Les Attracteurs de Rose Street, de Lucius Shepard



Quand tu ouvres un livre de la collection "Une Heure Lumière" chez Le Bélial’, tu as le sentiment d’ouvrir une pépite. Les couvertures créées par Aurélien Police n’y sont pas pour rien. La composition de ses dessins est celle du rêve, d’une faille conduisant au monde imaginaire de l’auteur. La facture du livre y est aussi pour quelque chose : la couverture est lourde, encadrante ; ces rabats peuvent servir de marque-pages mais donnent aussi l’impression d’un écrin ; les pages ont un grain qui est comme une caresse rugueuse au toucher. Une vraie promesse que ces volumes. Une parenthèse, un voyage bref, qui ne prendra que quelques heures.



Samuel Prothero est aliéniste. Il vient d’intégrer le Club des Inventeurs de Londres afin de se faire une place dans la haute société Londonienne. Mais le destin, ou plutôt, l’étrange Jeffrey Richmond, en décide autrement : il requiert les services du jeune homme et l’entraîne dans le quartier mal famé de Londres où il habite. Cette expérience va changer toute sa vie...


Je ne m’étais pas imaginé une histoire de fantôme. Je ne sais pas : cette maison sombre, dont la fenêtre éclairée souligne par contraste une silhouette humaine, me faisait penser à une secte, peut-être ? Les attracteurs auraient été des gens influents, gourous... Mais rien à voir, finalement.😅

Le roman présente un cadre magnifique dont je me suis délectée : le Londres Victorien du XIXe siècle. Le Club des Inventeurs m’a fait penser au Reform Club du Tour du Monde en 80 jours de Jules Verne, bien que Shepard en souligne les aspects retors de ses membres. J’ai adoré emprunter la rue mal famée de Rose Street : on s’y encanaille ; on s’imagine les crimes les plus vils et les plus sombres. D’autres lectures remontent à la surface... 

La maison de Richmond est aussi un lieu exotique : on en voit le salon orientalisant (C’est vrai que c’était la mode à l’époque !) ; on s’imagine encore batifoler avec ses anciens habitants peu recommandables ; puis d’autres pièces, d’autres étages font leur apparition. Tout en haut, un étage complètement dévolu aux machines : voilà pour le steampunk. Des machines dont la pollution (très bien rendue dans le Drood de Dan Simmons par exemple) rend l’usage tout à fait acceptable. Etrange construction que cette maison, tout de même, qui sert de contrepoint parfait à ce qu’on imagine être les plans du Paradis, du monde terrestre et de l’Enfer. Je crois qu’on pourrait faire toute une thèse rien que sur cette maison...

Plusieurs thématiques sont abordées. Comme souvent, la science joue un rôle à la fois de destruction et de tentation, une sorte de sorcellerie d’homme, qui flatte son orgueil et le pousse à sa perte. Voilà, je pense, le point commun avec le Frankenstein de Mary Shelley.

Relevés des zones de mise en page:
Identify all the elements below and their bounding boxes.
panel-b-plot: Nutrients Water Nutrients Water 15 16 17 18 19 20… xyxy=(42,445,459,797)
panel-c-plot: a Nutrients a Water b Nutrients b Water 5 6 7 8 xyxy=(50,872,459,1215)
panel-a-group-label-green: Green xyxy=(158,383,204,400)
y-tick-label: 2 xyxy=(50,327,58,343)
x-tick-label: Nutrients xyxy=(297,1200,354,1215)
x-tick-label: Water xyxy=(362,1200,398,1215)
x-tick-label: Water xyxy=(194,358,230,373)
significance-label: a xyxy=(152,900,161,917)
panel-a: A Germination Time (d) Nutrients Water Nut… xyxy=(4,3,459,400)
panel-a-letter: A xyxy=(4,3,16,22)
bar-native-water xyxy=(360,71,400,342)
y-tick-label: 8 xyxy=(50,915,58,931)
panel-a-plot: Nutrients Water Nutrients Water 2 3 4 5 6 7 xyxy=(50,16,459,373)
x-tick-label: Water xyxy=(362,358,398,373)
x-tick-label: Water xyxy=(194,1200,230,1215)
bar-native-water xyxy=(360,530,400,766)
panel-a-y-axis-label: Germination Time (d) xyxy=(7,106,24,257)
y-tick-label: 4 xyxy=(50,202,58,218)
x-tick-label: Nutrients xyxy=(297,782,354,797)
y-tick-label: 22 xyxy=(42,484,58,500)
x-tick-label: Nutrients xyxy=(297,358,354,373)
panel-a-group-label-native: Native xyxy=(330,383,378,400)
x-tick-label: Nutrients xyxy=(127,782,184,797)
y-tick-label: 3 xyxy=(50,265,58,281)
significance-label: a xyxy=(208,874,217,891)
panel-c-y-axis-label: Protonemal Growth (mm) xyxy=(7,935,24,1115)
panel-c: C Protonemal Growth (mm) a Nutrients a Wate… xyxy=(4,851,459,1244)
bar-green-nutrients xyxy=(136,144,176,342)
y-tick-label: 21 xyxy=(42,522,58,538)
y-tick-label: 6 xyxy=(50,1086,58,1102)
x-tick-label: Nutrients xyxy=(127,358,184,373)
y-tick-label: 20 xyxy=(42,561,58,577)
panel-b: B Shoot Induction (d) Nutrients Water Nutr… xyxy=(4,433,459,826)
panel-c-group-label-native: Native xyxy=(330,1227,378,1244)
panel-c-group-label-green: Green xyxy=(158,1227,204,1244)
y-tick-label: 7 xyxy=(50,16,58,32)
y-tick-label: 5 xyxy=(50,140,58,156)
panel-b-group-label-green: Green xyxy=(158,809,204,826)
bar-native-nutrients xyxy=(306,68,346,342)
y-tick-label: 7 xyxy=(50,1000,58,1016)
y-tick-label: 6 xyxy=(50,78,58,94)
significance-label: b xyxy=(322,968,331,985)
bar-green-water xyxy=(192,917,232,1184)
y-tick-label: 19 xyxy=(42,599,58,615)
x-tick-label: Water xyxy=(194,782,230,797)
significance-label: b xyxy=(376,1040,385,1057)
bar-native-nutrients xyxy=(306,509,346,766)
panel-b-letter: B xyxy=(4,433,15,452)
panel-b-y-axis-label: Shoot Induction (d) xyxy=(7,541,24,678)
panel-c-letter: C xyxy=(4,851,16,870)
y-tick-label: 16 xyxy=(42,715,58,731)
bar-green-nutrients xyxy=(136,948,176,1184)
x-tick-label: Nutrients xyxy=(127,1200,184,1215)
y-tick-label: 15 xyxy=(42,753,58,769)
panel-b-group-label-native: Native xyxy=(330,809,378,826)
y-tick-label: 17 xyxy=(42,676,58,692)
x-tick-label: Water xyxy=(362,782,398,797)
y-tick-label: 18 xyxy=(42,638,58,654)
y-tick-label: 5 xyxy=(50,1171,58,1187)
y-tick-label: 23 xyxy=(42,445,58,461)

Consigne écrite 1: Transcrivez le passage de la critique allant de « Quand tu ouvres » jusqu'à « que quelques heures. ».
Consigne écrite 2: Pour chacune des affirmations suivantes, indiquez par oui ou par non si elle concorde avec la critique, en citant à l'identique les mots qui permettent de trancher : (a) les couvertures de la collection sont l'œuvre d'Aurélien Police ; (b) Samuel Prothero exerce le métier d'inventeur ; (c) l'étage le plus élevé de la maison de Richmond est entièrement réservé aux machines.
Ces entrées sont sans rapport avec la critique.

Réponse 1:
Quand tu ouvres un livre de la collection "Une Heure Lumière" chez Le Bélial’, tu as le sentiment d’ouvrir une pépite. Les couvertures créées par Aurélien Police n’y sont pas pour rien. La composition de ses dessins est celle du rêve, d’une faille conduisant au monde imaginaire de l’auteur. La facture du livre y est aussi pour quelque chose : la couverture est lourde, encadrante ; ces rabats peuvent servir de marque-pages mais donnent aussi l’impression d’un écrin ; les pages ont un grain qui est comme une caresse rugueuse au toucher. Une vraie promesse que ces volumes. Une parenthèse, un voyage bref, qui ne prendra que quelques heures.

Réponse 2:
(a) Oui : « Les couvertures créées par Aurélien Police ».
(b) Non : « Samuel Prothero est aliéniste. »
(c) Oui : « Tout en haut, un étage complètement dévolu aux machines ».